What you are asked to do: Which lines in the material below contain the word "Neutral"? Copy each of them.

Stored data:
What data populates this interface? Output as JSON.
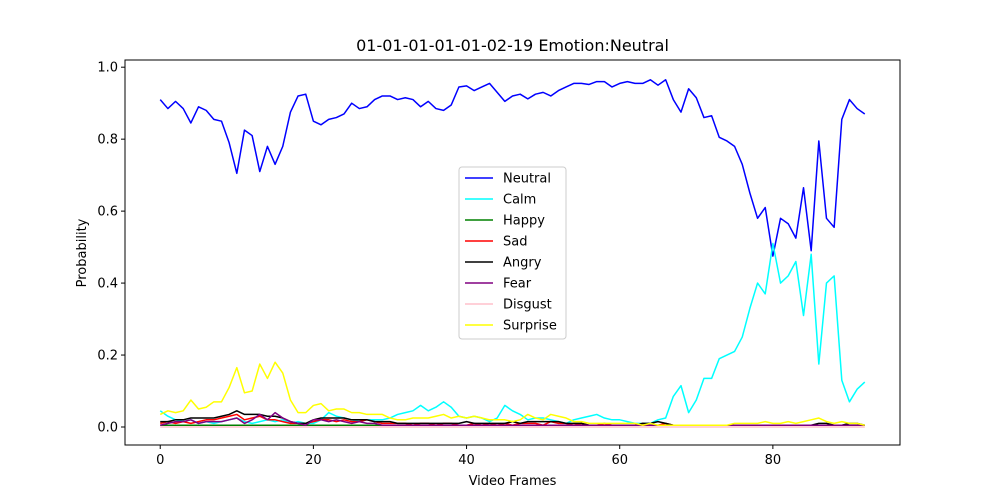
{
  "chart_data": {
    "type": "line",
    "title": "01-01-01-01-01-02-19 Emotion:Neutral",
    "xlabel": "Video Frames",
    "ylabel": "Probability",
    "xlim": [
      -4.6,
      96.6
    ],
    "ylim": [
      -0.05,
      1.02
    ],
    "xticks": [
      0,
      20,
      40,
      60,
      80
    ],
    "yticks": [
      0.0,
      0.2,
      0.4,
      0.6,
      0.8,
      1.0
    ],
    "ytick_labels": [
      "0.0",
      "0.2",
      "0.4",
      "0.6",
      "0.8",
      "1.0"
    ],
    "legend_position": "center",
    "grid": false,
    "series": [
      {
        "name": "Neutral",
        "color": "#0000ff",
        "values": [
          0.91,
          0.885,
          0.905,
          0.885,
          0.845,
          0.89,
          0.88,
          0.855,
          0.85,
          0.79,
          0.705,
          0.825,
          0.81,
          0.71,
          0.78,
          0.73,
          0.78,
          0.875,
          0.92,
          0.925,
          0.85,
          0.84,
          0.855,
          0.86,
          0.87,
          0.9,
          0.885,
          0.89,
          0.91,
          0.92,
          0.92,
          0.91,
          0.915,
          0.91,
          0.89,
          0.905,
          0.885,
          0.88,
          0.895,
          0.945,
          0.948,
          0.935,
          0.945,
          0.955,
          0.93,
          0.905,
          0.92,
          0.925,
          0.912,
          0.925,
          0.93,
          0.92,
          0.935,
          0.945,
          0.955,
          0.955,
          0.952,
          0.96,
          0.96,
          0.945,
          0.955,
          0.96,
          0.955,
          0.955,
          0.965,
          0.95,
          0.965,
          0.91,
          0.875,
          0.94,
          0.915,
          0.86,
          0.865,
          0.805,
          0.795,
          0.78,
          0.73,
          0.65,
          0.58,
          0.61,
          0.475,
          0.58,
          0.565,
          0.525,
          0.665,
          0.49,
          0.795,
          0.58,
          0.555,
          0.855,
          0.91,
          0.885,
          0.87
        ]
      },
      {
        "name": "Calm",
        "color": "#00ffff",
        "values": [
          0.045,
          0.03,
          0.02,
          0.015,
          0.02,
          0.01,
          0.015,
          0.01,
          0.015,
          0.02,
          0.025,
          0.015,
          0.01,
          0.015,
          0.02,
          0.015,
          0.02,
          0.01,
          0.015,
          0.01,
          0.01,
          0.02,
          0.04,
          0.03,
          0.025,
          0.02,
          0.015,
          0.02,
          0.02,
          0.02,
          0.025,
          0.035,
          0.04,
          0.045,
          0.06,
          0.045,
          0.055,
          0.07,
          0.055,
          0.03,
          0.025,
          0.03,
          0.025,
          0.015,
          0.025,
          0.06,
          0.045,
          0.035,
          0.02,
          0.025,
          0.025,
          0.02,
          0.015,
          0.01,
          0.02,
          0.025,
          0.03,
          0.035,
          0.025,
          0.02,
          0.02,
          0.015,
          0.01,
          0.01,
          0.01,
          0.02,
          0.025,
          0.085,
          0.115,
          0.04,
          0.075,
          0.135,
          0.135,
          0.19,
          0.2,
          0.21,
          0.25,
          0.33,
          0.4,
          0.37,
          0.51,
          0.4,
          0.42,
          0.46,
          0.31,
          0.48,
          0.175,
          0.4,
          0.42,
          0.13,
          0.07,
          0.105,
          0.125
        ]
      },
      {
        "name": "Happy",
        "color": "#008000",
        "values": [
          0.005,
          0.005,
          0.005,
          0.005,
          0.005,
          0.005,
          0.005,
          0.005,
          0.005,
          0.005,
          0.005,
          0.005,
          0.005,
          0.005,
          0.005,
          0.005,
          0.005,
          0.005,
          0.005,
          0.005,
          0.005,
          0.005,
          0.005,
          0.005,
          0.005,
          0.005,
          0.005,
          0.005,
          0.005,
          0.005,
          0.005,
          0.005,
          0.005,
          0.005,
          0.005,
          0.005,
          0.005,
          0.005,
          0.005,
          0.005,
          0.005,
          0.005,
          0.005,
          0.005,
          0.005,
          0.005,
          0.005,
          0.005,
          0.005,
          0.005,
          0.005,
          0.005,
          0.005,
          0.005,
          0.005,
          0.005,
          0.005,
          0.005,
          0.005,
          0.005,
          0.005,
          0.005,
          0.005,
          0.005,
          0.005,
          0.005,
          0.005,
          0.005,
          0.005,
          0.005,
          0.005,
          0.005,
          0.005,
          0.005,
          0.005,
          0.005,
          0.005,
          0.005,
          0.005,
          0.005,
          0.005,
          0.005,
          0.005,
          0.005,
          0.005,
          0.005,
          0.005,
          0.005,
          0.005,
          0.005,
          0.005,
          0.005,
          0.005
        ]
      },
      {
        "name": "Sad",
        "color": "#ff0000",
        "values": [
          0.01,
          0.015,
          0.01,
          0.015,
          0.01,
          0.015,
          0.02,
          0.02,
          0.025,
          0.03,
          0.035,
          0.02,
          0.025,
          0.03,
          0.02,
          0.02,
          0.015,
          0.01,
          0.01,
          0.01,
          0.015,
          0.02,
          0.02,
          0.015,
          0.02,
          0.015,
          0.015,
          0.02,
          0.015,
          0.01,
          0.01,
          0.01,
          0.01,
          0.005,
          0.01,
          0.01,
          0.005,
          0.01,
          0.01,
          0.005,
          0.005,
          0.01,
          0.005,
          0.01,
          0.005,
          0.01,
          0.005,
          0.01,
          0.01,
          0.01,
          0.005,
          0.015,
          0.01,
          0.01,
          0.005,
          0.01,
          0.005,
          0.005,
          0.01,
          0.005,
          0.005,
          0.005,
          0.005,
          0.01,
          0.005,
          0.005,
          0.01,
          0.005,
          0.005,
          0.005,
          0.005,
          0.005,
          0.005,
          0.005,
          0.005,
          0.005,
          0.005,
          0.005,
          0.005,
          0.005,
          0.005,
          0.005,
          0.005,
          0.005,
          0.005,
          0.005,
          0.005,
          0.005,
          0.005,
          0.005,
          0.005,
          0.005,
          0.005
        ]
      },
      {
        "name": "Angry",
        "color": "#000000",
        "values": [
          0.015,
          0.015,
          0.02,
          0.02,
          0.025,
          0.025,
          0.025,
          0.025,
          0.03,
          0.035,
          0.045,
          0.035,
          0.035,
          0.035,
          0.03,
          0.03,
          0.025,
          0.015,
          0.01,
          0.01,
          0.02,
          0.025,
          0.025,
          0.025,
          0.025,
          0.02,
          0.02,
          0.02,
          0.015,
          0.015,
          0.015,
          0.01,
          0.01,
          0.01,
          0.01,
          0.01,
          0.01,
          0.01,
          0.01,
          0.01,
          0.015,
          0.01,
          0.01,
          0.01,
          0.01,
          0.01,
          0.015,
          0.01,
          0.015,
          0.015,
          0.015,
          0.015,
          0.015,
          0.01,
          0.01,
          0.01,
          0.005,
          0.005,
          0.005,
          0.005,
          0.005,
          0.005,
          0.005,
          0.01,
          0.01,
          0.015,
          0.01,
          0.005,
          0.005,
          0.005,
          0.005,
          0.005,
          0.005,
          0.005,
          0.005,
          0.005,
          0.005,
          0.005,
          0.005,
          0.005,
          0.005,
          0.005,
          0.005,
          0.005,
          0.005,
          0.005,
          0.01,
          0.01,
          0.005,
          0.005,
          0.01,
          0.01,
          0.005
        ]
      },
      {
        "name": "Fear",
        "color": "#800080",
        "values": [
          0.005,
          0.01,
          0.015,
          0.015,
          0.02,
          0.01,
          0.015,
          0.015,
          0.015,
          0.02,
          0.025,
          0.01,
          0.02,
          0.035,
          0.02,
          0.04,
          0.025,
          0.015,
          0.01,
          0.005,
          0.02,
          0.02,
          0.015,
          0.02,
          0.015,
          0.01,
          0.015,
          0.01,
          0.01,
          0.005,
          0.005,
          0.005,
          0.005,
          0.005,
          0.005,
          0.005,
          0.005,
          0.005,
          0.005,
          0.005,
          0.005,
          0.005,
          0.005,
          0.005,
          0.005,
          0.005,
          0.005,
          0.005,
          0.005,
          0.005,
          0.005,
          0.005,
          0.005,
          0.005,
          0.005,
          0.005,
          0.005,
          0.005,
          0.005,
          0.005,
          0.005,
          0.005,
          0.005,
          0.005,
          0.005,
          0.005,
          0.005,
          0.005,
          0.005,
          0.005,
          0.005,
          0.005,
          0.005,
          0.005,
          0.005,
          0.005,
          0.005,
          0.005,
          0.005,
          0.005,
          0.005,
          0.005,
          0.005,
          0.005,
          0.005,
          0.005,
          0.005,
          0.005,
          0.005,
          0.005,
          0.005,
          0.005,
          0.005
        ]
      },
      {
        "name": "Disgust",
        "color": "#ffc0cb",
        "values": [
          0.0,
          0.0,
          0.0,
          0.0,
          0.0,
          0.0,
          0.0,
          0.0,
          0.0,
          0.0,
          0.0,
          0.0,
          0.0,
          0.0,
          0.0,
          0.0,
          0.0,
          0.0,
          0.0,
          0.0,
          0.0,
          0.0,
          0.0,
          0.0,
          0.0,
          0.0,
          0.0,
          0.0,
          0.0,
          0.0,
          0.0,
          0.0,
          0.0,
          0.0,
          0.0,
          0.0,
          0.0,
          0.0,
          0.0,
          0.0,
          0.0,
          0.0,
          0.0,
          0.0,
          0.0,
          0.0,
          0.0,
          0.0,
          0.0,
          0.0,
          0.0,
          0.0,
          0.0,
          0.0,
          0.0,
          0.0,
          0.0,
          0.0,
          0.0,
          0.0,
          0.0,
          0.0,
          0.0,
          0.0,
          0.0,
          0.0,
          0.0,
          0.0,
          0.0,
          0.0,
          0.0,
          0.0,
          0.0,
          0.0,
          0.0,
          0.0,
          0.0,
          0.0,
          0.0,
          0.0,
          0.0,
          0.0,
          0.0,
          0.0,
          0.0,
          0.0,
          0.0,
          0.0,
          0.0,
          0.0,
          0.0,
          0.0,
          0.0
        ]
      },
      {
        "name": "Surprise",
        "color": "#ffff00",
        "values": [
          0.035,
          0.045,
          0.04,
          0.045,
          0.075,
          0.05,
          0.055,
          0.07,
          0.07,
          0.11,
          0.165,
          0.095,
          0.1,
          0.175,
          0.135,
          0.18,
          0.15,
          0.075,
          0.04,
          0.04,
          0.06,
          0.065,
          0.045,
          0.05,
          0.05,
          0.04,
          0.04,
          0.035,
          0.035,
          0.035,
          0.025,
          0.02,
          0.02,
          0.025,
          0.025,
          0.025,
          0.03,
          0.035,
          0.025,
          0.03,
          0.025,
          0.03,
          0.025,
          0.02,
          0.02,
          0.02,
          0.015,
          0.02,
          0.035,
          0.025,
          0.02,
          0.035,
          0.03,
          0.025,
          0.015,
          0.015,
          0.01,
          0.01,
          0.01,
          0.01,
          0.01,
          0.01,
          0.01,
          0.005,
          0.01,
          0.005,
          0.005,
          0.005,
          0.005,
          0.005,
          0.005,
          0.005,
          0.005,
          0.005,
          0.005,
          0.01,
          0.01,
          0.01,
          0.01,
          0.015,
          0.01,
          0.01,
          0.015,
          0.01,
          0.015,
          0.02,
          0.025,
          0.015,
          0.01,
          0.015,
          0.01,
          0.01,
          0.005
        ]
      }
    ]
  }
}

Finished answer:
    "title": "01-01-01-01-01-02-19 Emotion:Neutral",
        "name": "Neutral",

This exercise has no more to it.